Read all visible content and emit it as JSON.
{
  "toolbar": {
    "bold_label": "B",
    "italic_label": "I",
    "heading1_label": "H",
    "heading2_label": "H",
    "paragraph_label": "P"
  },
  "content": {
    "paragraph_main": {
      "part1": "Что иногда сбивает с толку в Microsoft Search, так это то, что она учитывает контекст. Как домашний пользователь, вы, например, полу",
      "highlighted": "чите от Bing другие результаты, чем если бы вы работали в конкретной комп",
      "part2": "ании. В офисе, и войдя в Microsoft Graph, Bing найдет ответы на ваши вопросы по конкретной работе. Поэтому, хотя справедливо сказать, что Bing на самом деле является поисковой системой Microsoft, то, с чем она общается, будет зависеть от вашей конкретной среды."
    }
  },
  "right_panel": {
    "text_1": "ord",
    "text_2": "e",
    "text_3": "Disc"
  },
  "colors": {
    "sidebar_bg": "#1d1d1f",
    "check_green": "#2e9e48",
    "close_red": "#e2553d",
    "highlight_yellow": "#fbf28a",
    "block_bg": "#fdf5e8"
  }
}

• What is required:
Give back all the records exactly as they stand.

• Exercise solution:
Read all visible content and emit it as JSON.
{
  "toolbar": {
    "bold_label": "B",
    "italic_label": "I",
    "heading1_label": "H",
    "heading2_label": "H",
    "paragraph_label": "P"
  },
  "content": {
    "paragraph_main": {
      "part1": "Что иногда сбивает с толку в Microsoft Search, так это то, что она учитывает контекст. Как домашний пользователь, вы, например, полу",
      "highlighted": "чите от Bing другие результаты, чем если бы вы работали в конкретной комп",
      "part2": "ании. В офисе, и войдя в Microsoft Graph, Bing найдет ответы на ваши вопросы по конкретной работе. Поэтому, хотя справедливо сказать, что Bing на самом деле является поисковой системой Microsoft, то, с чем она общается, будет зависеть от вашей конкретной среды."
    }
  },
  "right_panel": {
    "text_1": "ord",
    "text_2": "e",
    "text_3": "Disc"
  },
  "colors": {
    "sidebar_bg": "#1d1d1f",
    "check_green": "#2e9e48",
    "close_red": "#e2553d",
    "highlight_yellow": "#fbf28a",
    "block_bg": "#fdf5e8"
  }
}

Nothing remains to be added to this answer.